======== THE RECORDS

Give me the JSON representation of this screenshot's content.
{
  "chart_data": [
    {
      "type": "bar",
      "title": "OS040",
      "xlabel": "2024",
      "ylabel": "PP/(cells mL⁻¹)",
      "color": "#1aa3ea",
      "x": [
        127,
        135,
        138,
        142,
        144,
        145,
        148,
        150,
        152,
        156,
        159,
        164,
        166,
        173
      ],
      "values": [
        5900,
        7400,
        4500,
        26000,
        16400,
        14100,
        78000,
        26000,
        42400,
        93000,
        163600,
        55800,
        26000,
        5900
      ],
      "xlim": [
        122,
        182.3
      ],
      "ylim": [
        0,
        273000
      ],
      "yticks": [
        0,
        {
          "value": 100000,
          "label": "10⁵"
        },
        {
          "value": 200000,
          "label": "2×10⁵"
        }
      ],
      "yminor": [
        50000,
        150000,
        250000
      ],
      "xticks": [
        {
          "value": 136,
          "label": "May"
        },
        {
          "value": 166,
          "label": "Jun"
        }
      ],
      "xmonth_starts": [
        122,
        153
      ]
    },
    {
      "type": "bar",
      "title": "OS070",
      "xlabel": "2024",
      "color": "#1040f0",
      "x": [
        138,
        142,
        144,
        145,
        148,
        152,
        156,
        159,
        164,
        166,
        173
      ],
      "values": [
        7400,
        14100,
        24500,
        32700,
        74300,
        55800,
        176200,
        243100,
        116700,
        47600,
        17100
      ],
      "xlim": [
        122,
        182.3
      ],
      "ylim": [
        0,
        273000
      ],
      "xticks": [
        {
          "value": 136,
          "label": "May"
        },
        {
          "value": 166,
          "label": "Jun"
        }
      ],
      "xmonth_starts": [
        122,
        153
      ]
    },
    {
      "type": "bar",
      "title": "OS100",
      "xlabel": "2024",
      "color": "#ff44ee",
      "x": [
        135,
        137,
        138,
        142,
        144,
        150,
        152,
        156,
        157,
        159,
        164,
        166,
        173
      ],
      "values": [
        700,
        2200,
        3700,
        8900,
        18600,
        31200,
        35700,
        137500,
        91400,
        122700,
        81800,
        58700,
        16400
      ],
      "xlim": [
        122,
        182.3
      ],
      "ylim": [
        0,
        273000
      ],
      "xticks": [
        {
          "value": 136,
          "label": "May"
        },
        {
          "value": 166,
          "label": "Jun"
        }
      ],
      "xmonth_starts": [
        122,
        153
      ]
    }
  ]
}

================

**PROBLEM:** Output each entry precisely as given.

**EXERCISE ANSWER:**
Give me the JSON representation of this screenshot's content.
{
  "chart_data": [
    {
      "type": "bar",
      "title": "OS040",
      "xlabel": "2024",
      "ylabel": "PP/(cells mL⁻¹)",
      "color": "#1aa3ea",
      "x": [
        127,
        135,
        138,
        142,
        144,
        145,
        148,
        150,
        152,
        156,
        159,
        164,
        166,
        173
      ],
      "values": [
        5900,
        7400,
        4500,
        26000,
        16400,
        14100,
        78000,
        26000,
        42400,
        93000,
        163600,
        55800,
        26000,
        5900
      ],
      "xlim": [
        122,
        182.3
      ],
      "ylim": [
        0,
        273000
      ],
      "yticks": [
        0,
        {
          "value": 100000,
          "label": "10⁵"
        },
        {
          "value": 200000,
          "label": "2×10⁵"
        }
      ],
      "yminor": [
        50000,
        150000,
        250000
      ],
      "xticks": [
        {
          "value": 136,
          "label": "May"
        },
        {
          "value": 166,
          "label": "Jun"
        }
      ],
      "xmonth_starts": [
        122,
        153
      ]
    },
    {
      "type": "bar",
      "title": "OS070",
      "xlabel": "2024",
      "color": "#1040f0",
      "x": [
        138,
        142,
        144,
        145,
        148,
        152,
        156,
        159,
        164,
        166,
        173
      ],
      "values": [
        7400,
        14100,
        24500,
        32700,
        74300,
        55800,
        176200,
        243100,
        116700,
        47600,
        17100
      ],
      "xlim": [
        122,
        182.3
      ],
      "ylim": [
        0,
        273000
      ],
      "xticks": [
        {
          "value": 136,
          "label": "May"
        },
        {
          "value": 166,
          "label": "Jun"
        }
      ],
      "xmonth_starts": [
        122,
        153
      ]
    },
    {
      "type": "bar",
      "title": "OS100",
      "xlabel": "2024",
      "color": "#ff44ee",
      "x": [
        135,
        137,
        138,
        142,
        144,
        150,
        152,
        156,
        157,
        159,
        164,
        166,
        173
      ],
      "values": [
        700,
        2200,
        3700,
        8900,
        18600,
        31200,
        35700,
        137500,
        91400,
        122700,
        81800,
        58700,
        16400
      ],
      "xlim": [
        122,
        182.3
      ],
      "ylim": [
        0,
        273000
      ],
      "xticks": [
        {
          "value": 136,
          "label": "May"
        },
        {
          "value": 166,
          "label": "Jun"
        }
      ],
      "xmonth_starts": [
        122,
        153
      ]
    }
  ]
}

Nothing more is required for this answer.